[Source records]
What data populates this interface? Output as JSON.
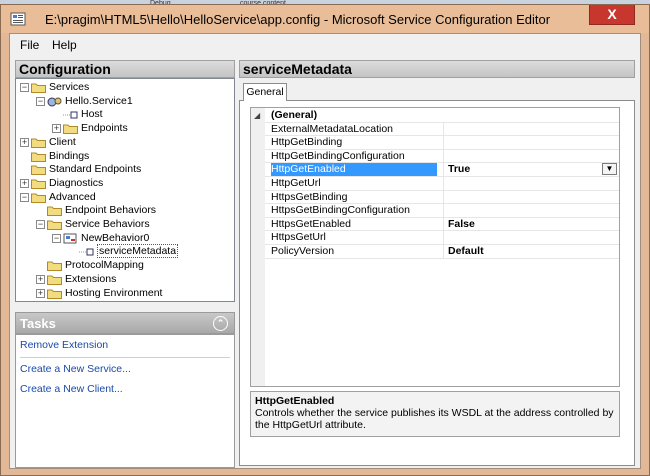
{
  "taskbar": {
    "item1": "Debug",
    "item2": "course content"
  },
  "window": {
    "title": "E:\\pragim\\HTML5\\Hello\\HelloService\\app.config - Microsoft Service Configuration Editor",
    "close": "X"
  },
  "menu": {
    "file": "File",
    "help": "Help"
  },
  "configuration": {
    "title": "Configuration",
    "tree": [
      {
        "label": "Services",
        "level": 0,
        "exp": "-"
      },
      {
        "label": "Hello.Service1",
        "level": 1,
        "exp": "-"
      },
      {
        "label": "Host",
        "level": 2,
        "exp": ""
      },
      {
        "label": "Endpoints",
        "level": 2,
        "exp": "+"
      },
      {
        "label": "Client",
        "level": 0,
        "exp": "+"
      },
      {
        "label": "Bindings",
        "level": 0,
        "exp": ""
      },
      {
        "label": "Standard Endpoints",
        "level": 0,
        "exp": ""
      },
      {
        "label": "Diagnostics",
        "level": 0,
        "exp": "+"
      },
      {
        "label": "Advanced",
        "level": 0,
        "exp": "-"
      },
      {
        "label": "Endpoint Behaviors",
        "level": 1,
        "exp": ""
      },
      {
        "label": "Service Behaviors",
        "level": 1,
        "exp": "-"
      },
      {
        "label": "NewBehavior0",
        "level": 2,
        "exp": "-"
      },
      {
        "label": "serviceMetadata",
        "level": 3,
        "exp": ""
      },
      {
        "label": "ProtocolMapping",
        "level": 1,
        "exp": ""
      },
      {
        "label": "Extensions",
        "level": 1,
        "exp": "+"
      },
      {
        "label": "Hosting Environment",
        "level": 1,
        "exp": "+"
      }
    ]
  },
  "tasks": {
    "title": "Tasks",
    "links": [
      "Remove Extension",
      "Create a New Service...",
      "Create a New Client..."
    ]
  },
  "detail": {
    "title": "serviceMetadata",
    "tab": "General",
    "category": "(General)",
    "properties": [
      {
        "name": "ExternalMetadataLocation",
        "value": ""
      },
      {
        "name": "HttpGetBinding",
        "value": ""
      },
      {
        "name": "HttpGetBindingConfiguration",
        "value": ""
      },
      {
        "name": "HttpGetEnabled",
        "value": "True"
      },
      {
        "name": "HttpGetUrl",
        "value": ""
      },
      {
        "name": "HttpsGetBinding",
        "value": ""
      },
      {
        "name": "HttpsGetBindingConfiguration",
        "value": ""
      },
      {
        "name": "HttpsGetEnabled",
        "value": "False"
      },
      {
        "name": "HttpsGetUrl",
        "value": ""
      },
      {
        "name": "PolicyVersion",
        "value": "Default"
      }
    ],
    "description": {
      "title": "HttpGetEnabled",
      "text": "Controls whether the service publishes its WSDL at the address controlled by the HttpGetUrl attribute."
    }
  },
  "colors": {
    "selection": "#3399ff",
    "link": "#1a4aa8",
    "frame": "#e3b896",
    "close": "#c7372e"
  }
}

■ Brief ■
Produce an exact copy of each line of data, skipping embedded images.

■ Output ■
What data populates this interface? Output as JSON.
{
  "taskbar": {
    "item1": "Debug",
    "item2": "course content"
  },
  "window": {
    "title": "E:\\pragim\\HTML5\\Hello\\HelloService\\app.config - Microsoft Service Configuration Editor",
    "close": "X"
  },
  "menu": {
    "file": "File",
    "help": "Help"
  },
  "configuration": {
    "title": "Configuration",
    "tree": [
      {
        "label": "Services",
        "level": 0,
        "exp": "-"
      },
      {
        "label": "Hello.Service1",
        "level": 1,
        "exp": "-"
      },
      {
        "label": "Host",
        "level": 2,
        "exp": ""
      },
      {
        "label": "Endpoints",
        "level": 2,
        "exp": "+"
      },
      {
        "label": "Client",
        "level": 0,
        "exp": "+"
      },
      {
        "label": "Bindings",
        "level": 0,
        "exp": ""
      },
      {
        "label": "Standard Endpoints",
        "level": 0,
        "exp": ""
      },
      {
        "label": "Diagnostics",
        "level": 0,
        "exp": "+"
      },
      {
        "label": "Advanced",
        "level": 0,
        "exp": "-"
      },
      {
        "label": "Endpoint Behaviors",
        "level": 1,
        "exp": ""
      },
      {
        "label": "Service Behaviors",
        "level": 1,
        "exp": "-"
      },
      {
        "label": "NewBehavior0",
        "level": 2,
        "exp": "-"
      },
      {
        "label": "serviceMetadata",
        "level": 3,
        "exp": ""
      },
      {
        "label": "ProtocolMapping",
        "level": 1,
        "exp": ""
      },
      {
        "label": "Extensions",
        "level": 1,
        "exp": "+"
      },
      {
        "label": "Hosting Environment",
        "level": 1,
        "exp": "+"
      }
    ]
  },
  "tasks": {
    "title": "Tasks",
    "links": [
      "Remove Extension",
      "Create a New Service...",
      "Create a New Client..."
    ]
  },
  "detail": {
    "title": "serviceMetadata",
    "tab": "General",
    "category": "(General)",
    "properties": [
      {
        "name": "ExternalMetadataLocation",
        "value": ""
      },
      {
        "name": "HttpGetBinding",
        "value": ""
      },
      {
        "name": "HttpGetBindingConfiguration",
        "value": ""
      },
      {
        "name": "HttpGetEnabled",
        "value": "True"
      },
      {
        "name": "HttpGetUrl",
        "value": ""
      },
      {
        "name": "HttpsGetBinding",
        "value": ""
      },
      {
        "name": "HttpsGetBindingConfiguration",
        "value": ""
      },
      {
        "name": "HttpsGetEnabled",
        "value": "False"
      },
      {
        "name": "HttpsGetUrl",
        "value": ""
      },
      {
        "name": "PolicyVersion",
        "value": "Default"
      }
    ],
    "description": {
      "title": "HttpGetEnabled",
      "text": "Controls whether the service publishes its WSDL at the address controlled by the HttpGetUrl attribute."
    }
  },
  "colors": {
    "selection": "#3399ff",
    "link": "#1a4aa8",
    "frame": "#e3b896",
    "close": "#c7372e"
  }
}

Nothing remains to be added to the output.